------ Listed entries

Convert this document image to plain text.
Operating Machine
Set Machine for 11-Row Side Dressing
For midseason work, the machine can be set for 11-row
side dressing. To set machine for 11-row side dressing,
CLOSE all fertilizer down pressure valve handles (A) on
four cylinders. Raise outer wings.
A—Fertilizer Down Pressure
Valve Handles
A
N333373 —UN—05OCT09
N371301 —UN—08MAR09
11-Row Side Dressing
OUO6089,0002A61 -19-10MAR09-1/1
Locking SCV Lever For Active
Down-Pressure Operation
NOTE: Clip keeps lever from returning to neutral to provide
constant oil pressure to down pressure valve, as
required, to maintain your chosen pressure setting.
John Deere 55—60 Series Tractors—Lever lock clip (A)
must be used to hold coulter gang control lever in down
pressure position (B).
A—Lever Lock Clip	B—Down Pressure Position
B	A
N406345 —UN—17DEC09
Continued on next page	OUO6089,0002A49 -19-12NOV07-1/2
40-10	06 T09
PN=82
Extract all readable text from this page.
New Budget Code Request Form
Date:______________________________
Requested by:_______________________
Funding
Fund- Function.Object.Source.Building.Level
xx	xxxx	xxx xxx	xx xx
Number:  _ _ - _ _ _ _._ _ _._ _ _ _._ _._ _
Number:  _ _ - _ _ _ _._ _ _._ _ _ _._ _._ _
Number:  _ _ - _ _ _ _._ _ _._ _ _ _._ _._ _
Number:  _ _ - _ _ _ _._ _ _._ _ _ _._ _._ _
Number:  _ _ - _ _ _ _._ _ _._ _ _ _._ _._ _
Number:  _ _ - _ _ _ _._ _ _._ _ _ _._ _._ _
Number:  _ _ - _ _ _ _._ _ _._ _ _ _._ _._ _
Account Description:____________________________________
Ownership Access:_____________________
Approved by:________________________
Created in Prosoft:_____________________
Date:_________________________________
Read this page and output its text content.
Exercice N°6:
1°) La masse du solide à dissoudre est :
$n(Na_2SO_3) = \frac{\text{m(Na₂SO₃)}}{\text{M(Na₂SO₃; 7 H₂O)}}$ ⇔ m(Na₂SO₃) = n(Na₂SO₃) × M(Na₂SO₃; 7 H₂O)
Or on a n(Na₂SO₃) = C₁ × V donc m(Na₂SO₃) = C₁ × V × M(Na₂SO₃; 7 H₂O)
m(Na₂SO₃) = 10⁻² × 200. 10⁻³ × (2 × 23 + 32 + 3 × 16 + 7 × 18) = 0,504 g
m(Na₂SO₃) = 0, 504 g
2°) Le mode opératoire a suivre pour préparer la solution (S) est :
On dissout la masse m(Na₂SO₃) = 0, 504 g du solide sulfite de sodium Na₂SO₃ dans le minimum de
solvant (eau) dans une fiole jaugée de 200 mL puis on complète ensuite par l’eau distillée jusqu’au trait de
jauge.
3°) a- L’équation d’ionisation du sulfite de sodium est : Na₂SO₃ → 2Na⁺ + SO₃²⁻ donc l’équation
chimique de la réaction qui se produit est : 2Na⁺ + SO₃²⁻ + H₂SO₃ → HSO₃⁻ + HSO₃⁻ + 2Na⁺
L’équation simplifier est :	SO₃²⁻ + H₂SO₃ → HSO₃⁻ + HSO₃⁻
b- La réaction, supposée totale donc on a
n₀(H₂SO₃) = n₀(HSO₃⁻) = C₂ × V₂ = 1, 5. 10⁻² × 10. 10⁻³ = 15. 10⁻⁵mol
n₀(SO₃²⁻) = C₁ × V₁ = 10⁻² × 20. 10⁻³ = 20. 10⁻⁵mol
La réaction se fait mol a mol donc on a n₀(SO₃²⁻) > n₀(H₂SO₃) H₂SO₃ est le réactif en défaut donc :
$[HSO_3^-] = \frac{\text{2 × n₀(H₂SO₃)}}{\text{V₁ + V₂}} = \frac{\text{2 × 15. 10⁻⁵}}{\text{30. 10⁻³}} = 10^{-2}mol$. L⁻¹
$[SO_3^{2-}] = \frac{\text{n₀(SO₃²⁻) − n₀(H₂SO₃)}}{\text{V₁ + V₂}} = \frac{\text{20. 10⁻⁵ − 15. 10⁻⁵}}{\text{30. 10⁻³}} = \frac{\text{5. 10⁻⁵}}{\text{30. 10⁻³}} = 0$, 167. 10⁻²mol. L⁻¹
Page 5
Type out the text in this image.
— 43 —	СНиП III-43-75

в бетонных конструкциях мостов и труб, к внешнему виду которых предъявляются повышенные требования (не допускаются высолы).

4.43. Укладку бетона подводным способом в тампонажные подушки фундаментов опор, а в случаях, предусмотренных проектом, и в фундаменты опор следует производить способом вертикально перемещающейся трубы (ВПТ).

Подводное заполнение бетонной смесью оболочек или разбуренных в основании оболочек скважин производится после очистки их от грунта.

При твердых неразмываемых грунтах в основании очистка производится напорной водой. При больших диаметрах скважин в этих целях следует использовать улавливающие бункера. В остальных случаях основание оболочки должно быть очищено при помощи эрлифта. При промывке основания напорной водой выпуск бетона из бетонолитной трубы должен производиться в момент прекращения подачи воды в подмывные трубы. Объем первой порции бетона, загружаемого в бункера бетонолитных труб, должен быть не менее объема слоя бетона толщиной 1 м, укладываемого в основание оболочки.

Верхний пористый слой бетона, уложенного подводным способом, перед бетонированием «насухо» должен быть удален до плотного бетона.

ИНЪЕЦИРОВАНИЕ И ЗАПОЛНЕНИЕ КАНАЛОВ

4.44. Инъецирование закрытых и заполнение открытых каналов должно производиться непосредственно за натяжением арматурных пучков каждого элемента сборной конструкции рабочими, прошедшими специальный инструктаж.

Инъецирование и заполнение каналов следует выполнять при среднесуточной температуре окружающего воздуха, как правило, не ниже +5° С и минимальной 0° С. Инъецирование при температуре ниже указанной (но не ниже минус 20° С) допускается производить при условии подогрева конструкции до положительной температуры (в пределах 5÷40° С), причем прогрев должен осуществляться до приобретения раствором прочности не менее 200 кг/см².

------------

• **Short task**: Give the listing above again, word for word.

• **Correct response**:
Convert this document image to plain text.
Operating Machine
Set Machine for 11-Row Side Dressing
For midseason work, the machine can be set for 11-row
side dressing. To set machine for 11-row side dressing,
CLOSE all fertilizer down pressure valve handles (A) on
four cylinders. Raise outer wings.
A—Fertilizer Down Pressure
Valve Handles
A
N333373 —UN—05OCT09
N371301 —UN—08MAR09
11-Row Side Dressing
OUO6089,0002A61 -19-10MAR09-1/1
Locking SCV Lever For Active
Down-Pressure Operation
NOTE: Clip keeps lever from returning to neutral to provide
constant oil pressure to down pressure valve, as
required, to maintain your chosen pressure setting.
John Deere 55—60 Series Tractors—Lever lock clip (A)
must be used to hold coulter gang control lever in down
pressure position (B).
A—Lever Lock Clip	B—Down Pressure Position
B	A
N406345 —UN—17DEC09
Continued on next page	OUO6089,0002A49 -19-12NOV07-1/2
40-10	06 T09
PN=82
Extract all readable text from this page.
New Budget Code Request Form
Date:______________________________
Requested by:_______________________
Funding
Fund- Function.Object.Source.Building.Level
xx	xxxx	xxx xxx	xx xx
Number:  _ _ - _ _ _ _._ _ _._ _ _ _._ _._ _
Number:  _ _ - _ _ _ _._ _ _._ _ _ _._ _._ _
Number:  _ _ - _ _ _ _._ _ _._ _ _ _._ _._ _
Number:  _ _ - _ _ _ _._ _ _._ _ _ _._ _._ _
Number:  _ _ - _ _ _ _._ _ _._ _ _ _._ _._ _
Number:  _ _ - _ _ _ _._ _ _._ _ _ _._ _._ _
Number:  _ _ - _ _ _ _._ _ _._ _ _ _._ _._ _
Account Description:____________________________________
Ownership Access:_____________________
Approved by:________________________
Created in Prosoft:_____________________
Date:_________________________________
Read this page and output its text content.
Exercice N°6:
1°) La masse du solide à dissoudre est :
$n(Na_2SO_3) = \frac{\text{m(Na₂SO₃)}}{\text{M(Na₂SO₃; 7 H₂O)}}$ ⇔ m(Na₂SO₃) = n(Na₂SO₃) × M(Na₂SO₃; 7 H₂O)
Or on a n(Na₂SO₃) = C₁ × V donc m(Na₂SO₃) = C₁ × V × M(Na₂SO₃; 7 H₂O)
m(Na₂SO₃) = 10⁻² × 200. 10⁻³ × (2 × 23 + 32 + 3 × 16 + 7 × 18) = 0,504 g
m(Na₂SO₃) = 0, 504 g
2°) Le mode opératoire a suivre pour préparer la solution (S) est :
On dissout la masse m(Na₂SO₃) = 0, 504 g du solide sulfite de sodium Na₂SO₃ dans le minimum de
solvant (eau) dans une fiole jaugée de 200 mL puis on complète ensuite par l’eau distillée jusqu’au trait de
jauge.
3°) a- L’équation d’ionisation du sulfite de sodium est : Na₂SO₃ → 2Na⁺ + SO₃²⁻ donc l’équation
chimique de la réaction qui se produit est : 2Na⁺ + SO₃²⁻ + H₂SO₃ → HSO₃⁻ + HSO₃⁻ + 2Na⁺
L’équation simplifier est :	SO₃²⁻ + H₂SO₃ → HSO₃⁻ + HSO₃⁻
b- La réaction, supposée totale donc on a
n₀(H₂SO₃) = n₀(HSO₃⁻) = C₂ × V₂ = 1, 5. 10⁻² × 10. 10⁻³ = 15. 10⁻⁵mol
n₀(SO₃²⁻) = C₁ × V₁ = 10⁻² × 20. 10⁻³ = 20. 10⁻⁵mol
La réaction se fait mol a mol donc on a n₀(SO₃²⁻) > n₀(H₂SO₃) H₂SO₃ est le réactif en défaut donc :
$[HSO_3^-] = \frac{\text{2 × n₀(H₂SO₃)}}{\text{V₁ + V₂}} = \frac{\text{2 × 15. 10⁻⁵}}{\text{30. 10⁻³}} = 10^{-2}mol$. L⁻¹
$[SO_3^{2-}] = \frac{\text{n₀(SO₃²⁻) − n₀(H₂SO₃)}}{\text{V₁ + V₂}} = \frac{\text{20. 10⁻⁵ − 15. 10⁻⁵}}{\text{30. 10⁻³}} = \frac{\text{5. 10⁻⁵}}{\text{30. 10⁻³}} = 0$, 167. 10⁻²mol. L⁻¹
Page 5
Type out the text in this image.
— 43 —	СНиП III-43-75

в бетонных конструкциях мостов и труб, к внешнему виду которых предъявляются повышенные требования (не допускаются высолы).

4.43. Укладку бетона подводным способом в тампонажные подушки фундаментов опор, а в случаях, предусмотренных проектом, и в фундаменты опор следует производить способом вертикально перемещающейся трубы (ВПТ).

Подводное заполнение бетонной смесью оболочек или разбуренных в основании оболочек скважин производится после очистки их от грунта.

При твердых неразмываемых грунтах в основании очистка производится напорной водой. При больших диаметрах скважин в этих целях следует использовать улавливающие бункера. В остальных случаях основание оболочки должно быть очищено при помощи эрлифта. При промывке основания напорной водой выпуск бетона из бетонолитной трубы должен производиться в момент прекращения подачи воды в подмывные трубы. Объем первой порции бетона, загружаемого в бункера бетонолитных труб, должен быть не менее объема слоя бетона толщиной 1 м, укладываемого в основание оболочки.

Верхний пористый слой бетона, уложенного подводным способом, перед бетонированием «насухо» должен быть удален до плотного бетона.

ИНЪЕЦИРОВАНИЕ И ЗАПОЛНЕНИЕ КАНАЛОВ

4.44. Инъецирование закрытых и заполнение открытых каналов должно производиться непосредственно за натяжением арматурных пучков каждого элемента сборной конструкции рабочими, прошедшими специальный инструктаж.

Инъецирование и заполнение каналов следует выполнять при среднесуточной температуре окружающего воздуха, как правило, не ниже +5° С и минимальной 0° С. Инъецирование при температуре ниже указанной (но не ниже минус 20° С) допускается производить при условии подогрева конструкции до положительной температуры (в пределах 5÷40° С), причем прогрев должен осуществляться до приобретения раствором прочности не менее 200 кг/см².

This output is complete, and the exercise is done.